◆ **INSTRUCTIONS FOR THE TASK**
Reproduce each line exactly, including spacing and punctuation.

########################################

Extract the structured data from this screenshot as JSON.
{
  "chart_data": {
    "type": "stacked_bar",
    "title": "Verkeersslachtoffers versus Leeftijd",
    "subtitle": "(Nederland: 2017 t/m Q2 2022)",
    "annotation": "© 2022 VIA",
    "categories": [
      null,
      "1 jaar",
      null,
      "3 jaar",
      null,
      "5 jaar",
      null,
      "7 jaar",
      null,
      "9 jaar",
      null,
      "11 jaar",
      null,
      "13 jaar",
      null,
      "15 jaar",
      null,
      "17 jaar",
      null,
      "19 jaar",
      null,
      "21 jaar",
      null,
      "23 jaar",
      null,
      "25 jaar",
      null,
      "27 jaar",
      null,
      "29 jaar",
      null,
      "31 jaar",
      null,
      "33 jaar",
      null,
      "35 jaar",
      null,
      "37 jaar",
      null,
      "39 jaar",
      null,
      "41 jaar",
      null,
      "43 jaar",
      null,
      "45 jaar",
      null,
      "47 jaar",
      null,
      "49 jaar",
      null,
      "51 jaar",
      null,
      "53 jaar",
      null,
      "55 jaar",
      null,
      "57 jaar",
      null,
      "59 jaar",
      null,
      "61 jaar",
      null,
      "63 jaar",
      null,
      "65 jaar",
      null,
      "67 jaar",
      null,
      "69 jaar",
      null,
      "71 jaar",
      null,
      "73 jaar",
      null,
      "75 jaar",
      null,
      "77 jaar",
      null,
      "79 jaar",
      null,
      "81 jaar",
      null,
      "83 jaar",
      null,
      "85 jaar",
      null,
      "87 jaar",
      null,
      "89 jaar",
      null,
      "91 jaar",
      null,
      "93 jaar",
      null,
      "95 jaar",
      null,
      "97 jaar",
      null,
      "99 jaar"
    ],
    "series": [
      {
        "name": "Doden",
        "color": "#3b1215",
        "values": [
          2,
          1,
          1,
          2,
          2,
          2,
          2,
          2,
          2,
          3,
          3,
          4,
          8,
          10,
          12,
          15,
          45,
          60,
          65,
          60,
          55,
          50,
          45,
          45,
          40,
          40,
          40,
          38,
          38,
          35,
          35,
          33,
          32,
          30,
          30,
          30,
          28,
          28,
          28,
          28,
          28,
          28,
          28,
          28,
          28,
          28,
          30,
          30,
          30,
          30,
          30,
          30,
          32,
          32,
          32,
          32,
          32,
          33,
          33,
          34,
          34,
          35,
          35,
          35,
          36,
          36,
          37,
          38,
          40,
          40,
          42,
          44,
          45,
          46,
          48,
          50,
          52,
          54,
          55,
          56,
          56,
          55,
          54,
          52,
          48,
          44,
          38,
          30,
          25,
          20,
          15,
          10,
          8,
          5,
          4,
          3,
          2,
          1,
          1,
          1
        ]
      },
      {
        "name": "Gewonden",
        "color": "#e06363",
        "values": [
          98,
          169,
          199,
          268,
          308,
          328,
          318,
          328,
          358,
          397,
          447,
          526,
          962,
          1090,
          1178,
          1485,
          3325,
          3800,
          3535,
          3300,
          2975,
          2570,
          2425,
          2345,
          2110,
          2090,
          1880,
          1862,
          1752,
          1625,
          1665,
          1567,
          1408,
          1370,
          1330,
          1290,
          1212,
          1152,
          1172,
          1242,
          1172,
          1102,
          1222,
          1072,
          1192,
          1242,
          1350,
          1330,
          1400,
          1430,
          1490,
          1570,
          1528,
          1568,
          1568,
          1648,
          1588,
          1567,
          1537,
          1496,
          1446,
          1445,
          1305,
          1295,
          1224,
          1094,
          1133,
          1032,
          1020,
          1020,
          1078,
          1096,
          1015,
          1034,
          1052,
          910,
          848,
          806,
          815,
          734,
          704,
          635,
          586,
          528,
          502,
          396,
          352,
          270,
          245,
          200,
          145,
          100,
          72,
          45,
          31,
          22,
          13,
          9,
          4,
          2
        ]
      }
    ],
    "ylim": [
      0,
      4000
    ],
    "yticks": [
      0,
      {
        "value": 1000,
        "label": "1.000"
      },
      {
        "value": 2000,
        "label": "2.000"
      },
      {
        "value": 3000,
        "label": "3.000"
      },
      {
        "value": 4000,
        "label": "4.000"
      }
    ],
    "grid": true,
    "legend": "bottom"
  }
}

########################################

◆ **THE OUTPUT**
Extract the structured data from this screenshot as JSON.
{
  "chart_data": {
    "type": "stacked_bar",
    "title": "Verkeersslachtoffers versus Leeftijd",
    "subtitle": "(Nederland: 2017 t/m Q2 2022)",
    "annotation": "© 2022 VIA",
    "categories": [
      null,
      "1 jaar",
      null,
      "3 jaar",
      null,
      "5 jaar",
      null,
      "7 jaar",
      null,
      "9 jaar",
      null,
      "11 jaar",
      null,
      "13 jaar",
      null,
      "15 jaar",
      null,
      "17 jaar",
      null,
      "19 jaar",
      null,
      "21 jaar",
      null,
      "23 jaar",
      null,
      "25 jaar",
      null,
      "27 jaar",
      null,
      "29 jaar",
      null,
      "31 jaar",
      null,
      "33 jaar",
      null,
      "35 jaar",
      null,
      "37 jaar",
      null,
      "39 jaar",
      null,
      "41 jaar",
      null,
      "43 jaar",
      null,
      "45 jaar",
      null,
      "47 jaar",
      null,
      "49 jaar",
      null,
      "51 jaar",
      null,
      "53 jaar",
      null,
      "55 jaar",
      null,
      "57 jaar",
      null,
      "59 jaar",
      null,
      "61 jaar",
      null,
      "63 jaar",
      null,
      "65 jaar",
      null,
      "67 jaar",
      null,
      "69 jaar",
      null,
      "71 jaar",
      null,
      "73 jaar",
      null,
      "75 jaar",
      null,
      "77 jaar",
      null,
      "79 jaar",
      null,
      "81 jaar",
      null,
      "83 jaar",
      null,
      "85 jaar",
      null,
      "87 jaar",
      null,
      "89 jaar",
      null,
      "91 jaar",
      null,
      "93 jaar",
      null,
      "95 jaar",
      null,
      "97 jaar",
      null,
      "99 jaar"
    ],
    "series": [
      {
        "name": "Doden",
        "color": "#3b1215",
        "values": [
          2,
          1,
          1,
          2,
          2,
          2,
          2,
          2,
          2,
          3,
          3,
          4,
          8,
          10,
          12,
          15,
          45,
          60,
          65,
          60,
          55,
          50,
          45,
          45,
          40,
          40,
          40,
          38,
          38,
          35,
          35,
          33,
          32,
          30,
          30,
          30,
          28,
          28,
          28,
          28,
          28,
          28,
          28,
          28,
          28,
          28,
          30,
          30,
          30,
          30,
          30,
          30,
          32,
          32,
          32,
          32,
          32,
          33,
          33,
          34,
          34,
          35,
          35,
          35,
          36,
          36,
          37,
          38,
          40,
          40,
          42,
          44,
          45,
          46,
          48,
          50,
          52,
          54,
          55,
          56,
          56,
          55,
          54,
          52,
          48,
          44,
          38,
          30,
          25,
          20,
          15,
          10,
          8,
          5,
          4,
          3,
          2,
          1,
          1,
          1
        ]
      },
      {
        "name": "Gewonden",
        "color": "#e06363",
        "values": [
          98,
          169,
          199,
          268,
          308,
          328,
          318,
          328,
          358,
          397,
          447,
          526,
          962,
          1090,
          1178,
          1485,
          3325,
          3800,
          3535,
          3300,
          2975,
          2570,
          2425,
          2345,
          2110,
          2090,
          1880,
          1862,
          1752,
          1625,
          1665,
          1567,
          1408,
          1370,
          1330,
          1290,
          1212,
          1152,
          1172,
          1242,
          1172,
          1102,
          1222,
          1072,
          1192,
          1242,
          1350,
          1330,
          1400,
          1430,
          1490,
          1570,
          1528,
          1568,
          1568,
          1648,
          1588,
          1567,
          1537,
          1496,
          1446,
          1445,
          1305,
          1295,
          1224,
          1094,
          1133,
          1032,
          1020,
          1020,
          1078,
          1096,
          1015,
          1034,
          1052,
          910,
          848,
          806,
          815,
          734,
          704,
          635,
          586,
          528,
          502,
          396,
          352,
          270,
          245,
          200,
          145,
          100,
          72,
          45,
          31,
          22,
          13,
          9,
          4,
          2
        ]
      }
    ],
    "ylim": [
      0,
      4000
    ],
    "yticks": [
      0,
      {
        "value": 1000,
        "label": "1.000"
      },
      {
        "value": 2000,
        "label": "2.000"
      },
      {
        "value": 3000,
        "label": "3.000"
      },
      {
        "value": 4000,
        "label": "4.000"
      }
    ],
    "grid": true,
    "legend": "bottom"
  }
}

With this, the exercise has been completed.